— PROBLEM TO SOLVE —
Print the entries below word for word; the pictures stay out of your copy.

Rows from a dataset
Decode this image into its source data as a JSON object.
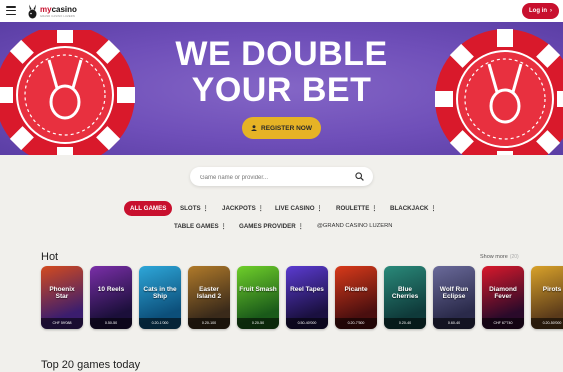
{
  "header": {
    "logo_text": "mycasino",
    "logo_prefix": "my",
    "logo_suffix": "casino",
    "logo_sub": "GRAND CASINO LUZERN",
    "login_label": "Log in",
    "login_icon": "chevron-right-icon"
  },
  "hero": {
    "title_line1": "WE DOUBLE",
    "title_line2": "YOUR BET",
    "register_label": "REGISTER NOW",
    "colors": {
      "background": "#6f4fb9",
      "chip_red": "#d9192b",
      "button": "#e6b325"
    }
  },
  "search": {
    "placeholder": "Game name or provider..."
  },
  "tabs": [
    {
      "label": "ALL GAMES",
      "active": true
    },
    {
      "label": "SLOTS",
      "kebab": "⋮"
    },
    {
      "label": "JACKPOTS",
      "kebab": "⋮"
    },
    {
      "label": "LIVE CASINO",
      "kebab": "⋮"
    },
    {
      "label": "ROULETTE",
      "kebab": "⋮"
    },
    {
      "label": "BLACKJACK",
      "kebab": "⋮"
    },
    {
      "label": "TABLE GAMES",
      "kebab": "⋮"
    },
    {
      "label": "GAMES PROVIDER",
      "kebab": "⋮"
    },
    {
      "label": "@GRAND CASINO LUZERN"
    }
  ],
  "hot": {
    "title": "Hot",
    "show_more": "Show more",
    "count": "(20)",
    "games": [
      {
        "title": "Phoenix Star",
        "bar": "CHF 59'088",
        "color1": "#3b1d6e",
        "color2": "#d44b1e"
      },
      {
        "title": "10 Reels",
        "bar": "0.50-50",
        "color1": "#1b0f3a",
        "color2": "#7a2fa8"
      },
      {
        "title": "Cats in the Ship",
        "bar": "0.20-1'000",
        "color1": "#0c4f7a",
        "color2": "#2ea7d9"
      },
      {
        "title": "Easter Island 2",
        "bar": "0.20-100",
        "color1": "#3a2a1a",
        "color2": "#b07a2a"
      },
      {
        "title": "Fruit Smash",
        "bar": "0.20-50",
        "color1": "#1a5a1a",
        "color2": "#6fcf2a"
      },
      {
        "title": "Reel Tapes",
        "bar": "0.50-40'000",
        "color1": "#1a1040",
        "color2": "#5b3bd1"
      },
      {
        "title": "Picante",
        "bar": "0.20-7'500",
        "color1": "#4a0f0f",
        "color2": "#d93a1a"
      },
      {
        "title": "Blue Cherries",
        "bar": "0.20-40",
        "color1": "#0f3a3a",
        "color2": "#2a8a7a"
      },
      {
        "title": "Wolf Run Eclipse",
        "bar": "0.60-40",
        "color1": "#2a2a4a",
        "color2": "#6a6a9a"
      },
      {
        "title": "Diamond Fever",
        "bar": "CHF 67'740",
        "color1": "#2a0a2a",
        "color2": "#d9192b"
      },
      {
        "title": "Pirots",
        "bar": "0.20-50'000",
        "color1": "#5a3a1a",
        "color2": "#d9a22a"
      }
    ]
  },
  "top20": {
    "title": "Top 20 games today"
  }
}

— FULL RESPONSE —
Decode this image into its source data as a JSON object.
{
  "header": {
    "logo_text": "mycasino",
    "logo_prefix": "my",
    "logo_suffix": "casino",
    "logo_sub": "GRAND CASINO LUZERN",
    "login_label": "Log in",
    "login_icon": "chevron-right-icon"
  },
  "hero": {
    "title_line1": "WE DOUBLE",
    "title_line2": "YOUR BET",
    "register_label": "REGISTER NOW",
    "colors": {
      "background": "#6f4fb9",
      "chip_red": "#d9192b",
      "button": "#e6b325"
    }
  },
  "search": {
    "placeholder": "Game name or provider..."
  },
  "tabs": [
    {
      "label": "ALL GAMES",
      "active": true
    },
    {
      "label": "SLOTS",
      "kebab": "⋮"
    },
    {
      "label": "JACKPOTS",
      "kebab": "⋮"
    },
    {
      "label": "LIVE CASINO",
      "kebab": "⋮"
    },
    {
      "label": "ROULETTE",
      "kebab": "⋮"
    },
    {
      "label": "BLACKJACK",
      "kebab": "⋮"
    },
    {
      "label": "TABLE GAMES",
      "kebab": "⋮"
    },
    {
      "label": "GAMES PROVIDER",
      "kebab": "⋮"
    },
    {
      "label": "@GRAND CASINO LUZERN"
    }
  ],
  "hot": {
    "title": "Hot",
    "show_more": "Show more",
    "count": "(20)",
    "games": [
      {
        "title": "Phoenix Star",
        "bar": "CHF 59'088",
        "color1": "#3b1d6e",
        "color2": "#d44b1e"
      },
      {
        "title": "10 Reels",
        "bar": "0.50-50",
        "color1": "#1b0f3a",
        "color2": "#7a2fa8"
      },
      {
        "title": "Cats in the Ship",
        "bar": "0.20-1'000",
        "color1": "#0c4f7a",
        "color2": "#2ea7d9"
      },
      {
        "title": "Easter Island 2",
        "bar": "0.20-100",
        "color1": "#3a2a1a",
        "color2": "#b07a2a"
      },
      {
        "title": "Fruit Smash",
        "bar": "0.20-50",
        "color1": "#1a5a1a",
        "color2": "#6fcf2a"
      },
      {
        "title": "Reel Tapes",
        "bar": "0.50-40'000",
        "color1": "#1a1040",
        "color2": "#5b3bd1"
      },
      {
        "title": "Picante",
        "bar": "0.20-7'500",
        "color1": "#4a0f0f",
        "color2": "#d93a1a"
      },
      {
        "title": "Blue Cherries",
        "bar": "0.20-40",
        "color1": "#0f3a3a",
        "color2": "#2a8a7a"
      },
      {
        "title": "Wolf Run Eclipse",
        "bar": "0.60-40",
        "color1": "#2a2a4a",
        "color2": "#6a6a9a"
      },
      {
        "title": "Diamond Fever",
        "bar": "CHF 67'740",
        "color1": "#2a0a2a",
        "color2": "#d9192b"
      },
      {
        "title": "Pirots",
        "bar": "0.20-50'000",
        "color1": "#5a3a1a",
        "color2": "#d9a22a"
      }
    ]
  },
  "top20": {
    "title": "Top 20 games today"
  }
}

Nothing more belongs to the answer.